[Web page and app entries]
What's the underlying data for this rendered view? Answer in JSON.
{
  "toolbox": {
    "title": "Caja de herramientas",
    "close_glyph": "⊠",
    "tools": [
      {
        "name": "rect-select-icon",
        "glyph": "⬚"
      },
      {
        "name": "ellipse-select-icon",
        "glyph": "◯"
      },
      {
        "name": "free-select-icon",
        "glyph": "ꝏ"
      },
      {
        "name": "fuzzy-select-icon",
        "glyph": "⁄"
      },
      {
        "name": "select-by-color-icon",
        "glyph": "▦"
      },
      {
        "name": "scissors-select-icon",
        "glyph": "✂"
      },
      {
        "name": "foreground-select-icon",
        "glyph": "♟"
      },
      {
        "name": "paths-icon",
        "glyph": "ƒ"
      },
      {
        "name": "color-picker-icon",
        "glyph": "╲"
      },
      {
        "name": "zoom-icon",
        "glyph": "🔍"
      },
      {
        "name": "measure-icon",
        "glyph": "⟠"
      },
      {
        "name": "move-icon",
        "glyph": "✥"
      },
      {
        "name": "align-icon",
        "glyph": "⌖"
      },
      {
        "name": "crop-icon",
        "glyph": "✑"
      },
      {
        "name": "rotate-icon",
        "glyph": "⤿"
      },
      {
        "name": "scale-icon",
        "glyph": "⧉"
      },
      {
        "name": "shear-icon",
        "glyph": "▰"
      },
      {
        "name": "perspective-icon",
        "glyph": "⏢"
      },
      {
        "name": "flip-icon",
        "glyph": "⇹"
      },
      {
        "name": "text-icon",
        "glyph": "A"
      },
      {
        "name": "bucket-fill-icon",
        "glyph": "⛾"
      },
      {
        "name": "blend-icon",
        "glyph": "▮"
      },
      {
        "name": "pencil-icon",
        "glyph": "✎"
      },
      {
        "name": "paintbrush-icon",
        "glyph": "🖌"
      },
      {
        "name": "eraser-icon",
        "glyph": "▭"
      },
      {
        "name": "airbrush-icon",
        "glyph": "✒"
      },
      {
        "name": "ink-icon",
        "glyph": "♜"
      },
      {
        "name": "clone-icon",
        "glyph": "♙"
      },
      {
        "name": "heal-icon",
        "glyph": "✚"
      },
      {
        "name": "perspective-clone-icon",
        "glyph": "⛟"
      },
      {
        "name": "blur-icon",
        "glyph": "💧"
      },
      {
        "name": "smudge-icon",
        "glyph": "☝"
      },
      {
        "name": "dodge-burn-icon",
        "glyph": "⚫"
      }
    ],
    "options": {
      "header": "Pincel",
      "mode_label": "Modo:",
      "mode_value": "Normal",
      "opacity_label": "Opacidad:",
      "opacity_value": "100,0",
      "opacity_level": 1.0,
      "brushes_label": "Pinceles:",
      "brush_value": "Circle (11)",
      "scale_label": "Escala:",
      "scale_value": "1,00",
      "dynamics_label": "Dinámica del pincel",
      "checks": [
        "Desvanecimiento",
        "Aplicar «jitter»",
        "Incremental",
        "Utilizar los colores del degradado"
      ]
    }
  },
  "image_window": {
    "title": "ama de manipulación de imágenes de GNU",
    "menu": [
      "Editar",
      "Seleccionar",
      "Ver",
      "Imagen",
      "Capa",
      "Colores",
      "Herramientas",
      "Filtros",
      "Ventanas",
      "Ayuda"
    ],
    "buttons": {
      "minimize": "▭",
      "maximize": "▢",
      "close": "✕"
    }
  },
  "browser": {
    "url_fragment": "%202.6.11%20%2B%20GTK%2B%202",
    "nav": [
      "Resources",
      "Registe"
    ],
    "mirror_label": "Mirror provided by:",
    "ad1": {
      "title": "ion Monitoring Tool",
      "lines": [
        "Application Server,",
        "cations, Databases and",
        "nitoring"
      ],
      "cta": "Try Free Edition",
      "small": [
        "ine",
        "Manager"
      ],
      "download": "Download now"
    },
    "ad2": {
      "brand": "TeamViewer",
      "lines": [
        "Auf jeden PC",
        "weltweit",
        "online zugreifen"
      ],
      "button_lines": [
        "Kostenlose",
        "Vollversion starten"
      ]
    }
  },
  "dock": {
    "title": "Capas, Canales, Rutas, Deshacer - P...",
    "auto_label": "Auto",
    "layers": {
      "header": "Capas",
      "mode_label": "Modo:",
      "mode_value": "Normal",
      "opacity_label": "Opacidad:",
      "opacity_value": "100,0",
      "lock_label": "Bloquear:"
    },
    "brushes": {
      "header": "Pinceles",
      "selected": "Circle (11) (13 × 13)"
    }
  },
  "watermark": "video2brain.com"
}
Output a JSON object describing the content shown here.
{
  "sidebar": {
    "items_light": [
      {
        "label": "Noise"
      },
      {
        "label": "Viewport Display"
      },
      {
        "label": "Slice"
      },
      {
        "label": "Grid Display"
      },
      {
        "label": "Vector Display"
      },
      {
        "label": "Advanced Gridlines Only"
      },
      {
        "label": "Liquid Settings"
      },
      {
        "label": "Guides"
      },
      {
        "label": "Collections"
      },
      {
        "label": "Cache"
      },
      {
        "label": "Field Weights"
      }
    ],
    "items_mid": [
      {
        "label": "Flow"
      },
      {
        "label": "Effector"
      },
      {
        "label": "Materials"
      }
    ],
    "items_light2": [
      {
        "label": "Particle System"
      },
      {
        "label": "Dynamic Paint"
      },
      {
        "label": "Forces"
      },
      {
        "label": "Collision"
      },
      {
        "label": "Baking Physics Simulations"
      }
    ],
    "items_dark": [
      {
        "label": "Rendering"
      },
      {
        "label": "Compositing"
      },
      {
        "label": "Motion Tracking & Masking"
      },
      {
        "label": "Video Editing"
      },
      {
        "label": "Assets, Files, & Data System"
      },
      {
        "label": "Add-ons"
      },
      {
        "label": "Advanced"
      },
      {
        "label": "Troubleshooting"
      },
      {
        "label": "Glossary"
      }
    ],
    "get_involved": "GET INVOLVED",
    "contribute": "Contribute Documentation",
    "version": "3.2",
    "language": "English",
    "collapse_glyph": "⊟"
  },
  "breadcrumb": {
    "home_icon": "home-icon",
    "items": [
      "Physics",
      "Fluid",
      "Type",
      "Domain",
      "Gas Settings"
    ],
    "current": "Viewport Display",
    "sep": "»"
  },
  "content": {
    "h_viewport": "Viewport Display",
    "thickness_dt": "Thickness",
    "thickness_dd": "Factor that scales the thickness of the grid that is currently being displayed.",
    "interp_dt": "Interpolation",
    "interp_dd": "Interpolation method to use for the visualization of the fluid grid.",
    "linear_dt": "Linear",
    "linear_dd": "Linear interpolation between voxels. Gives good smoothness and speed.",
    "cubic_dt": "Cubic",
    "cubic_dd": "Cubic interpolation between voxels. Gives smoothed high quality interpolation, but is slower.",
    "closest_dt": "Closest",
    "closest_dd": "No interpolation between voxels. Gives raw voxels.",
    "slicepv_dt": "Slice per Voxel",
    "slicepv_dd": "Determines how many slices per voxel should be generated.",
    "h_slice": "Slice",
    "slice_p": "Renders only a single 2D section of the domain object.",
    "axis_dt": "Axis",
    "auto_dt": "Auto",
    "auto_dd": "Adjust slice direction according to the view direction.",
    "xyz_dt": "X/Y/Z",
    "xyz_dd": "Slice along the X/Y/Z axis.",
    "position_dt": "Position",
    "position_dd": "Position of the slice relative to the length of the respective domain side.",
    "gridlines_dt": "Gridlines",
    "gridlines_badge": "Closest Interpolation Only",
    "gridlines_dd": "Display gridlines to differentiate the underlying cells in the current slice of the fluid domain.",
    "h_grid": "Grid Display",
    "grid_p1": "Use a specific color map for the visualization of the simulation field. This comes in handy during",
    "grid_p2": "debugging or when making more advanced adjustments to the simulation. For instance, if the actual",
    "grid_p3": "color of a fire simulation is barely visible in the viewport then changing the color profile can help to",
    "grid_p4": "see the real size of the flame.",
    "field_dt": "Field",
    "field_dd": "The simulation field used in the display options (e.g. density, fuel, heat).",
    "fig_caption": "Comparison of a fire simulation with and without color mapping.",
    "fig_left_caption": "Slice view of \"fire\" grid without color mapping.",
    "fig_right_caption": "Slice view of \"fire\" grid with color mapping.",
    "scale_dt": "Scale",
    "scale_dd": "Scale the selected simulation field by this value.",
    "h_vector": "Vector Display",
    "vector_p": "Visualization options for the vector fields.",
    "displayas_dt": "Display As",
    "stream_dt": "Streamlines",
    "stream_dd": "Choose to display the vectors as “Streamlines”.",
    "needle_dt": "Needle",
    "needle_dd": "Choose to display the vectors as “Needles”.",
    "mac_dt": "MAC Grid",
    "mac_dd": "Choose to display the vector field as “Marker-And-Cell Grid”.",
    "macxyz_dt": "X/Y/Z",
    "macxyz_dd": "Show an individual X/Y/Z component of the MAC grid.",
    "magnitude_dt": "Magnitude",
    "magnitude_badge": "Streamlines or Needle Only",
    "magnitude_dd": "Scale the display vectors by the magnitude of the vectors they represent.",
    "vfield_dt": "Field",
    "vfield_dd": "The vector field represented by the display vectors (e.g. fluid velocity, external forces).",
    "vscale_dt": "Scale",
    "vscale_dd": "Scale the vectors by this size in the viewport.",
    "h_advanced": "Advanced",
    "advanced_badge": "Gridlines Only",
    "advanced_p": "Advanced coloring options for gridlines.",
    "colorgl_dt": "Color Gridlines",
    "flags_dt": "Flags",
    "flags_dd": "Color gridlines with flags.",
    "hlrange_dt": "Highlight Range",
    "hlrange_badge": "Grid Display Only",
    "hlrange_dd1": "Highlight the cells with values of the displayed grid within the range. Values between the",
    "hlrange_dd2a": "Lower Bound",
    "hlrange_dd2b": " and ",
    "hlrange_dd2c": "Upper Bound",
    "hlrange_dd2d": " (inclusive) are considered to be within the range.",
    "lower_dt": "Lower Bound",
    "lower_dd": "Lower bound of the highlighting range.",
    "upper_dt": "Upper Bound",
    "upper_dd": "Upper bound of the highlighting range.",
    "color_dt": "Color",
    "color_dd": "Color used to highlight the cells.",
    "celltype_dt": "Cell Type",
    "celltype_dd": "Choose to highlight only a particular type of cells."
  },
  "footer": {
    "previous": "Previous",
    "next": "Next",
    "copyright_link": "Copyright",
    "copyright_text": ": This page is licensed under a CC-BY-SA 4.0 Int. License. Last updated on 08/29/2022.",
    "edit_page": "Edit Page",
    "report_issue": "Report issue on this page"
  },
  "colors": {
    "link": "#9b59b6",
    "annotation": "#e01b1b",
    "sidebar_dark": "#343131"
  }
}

## Task directions
Wherever the word "cells" appears in a line of the data, copy that line.

## Solved exercise
    "gridlines_dd": "Display gridlines to differentiate the underlying cells in the current slice of the fluid domain.",
    "hlrange_dd1": "Highlight the cells with values of the displayed grid within the range. Values between the",
    "color_dd": "Color used to highlight the cells.",
    "celltype_dd": "Choose to highlight only a particular type of cells."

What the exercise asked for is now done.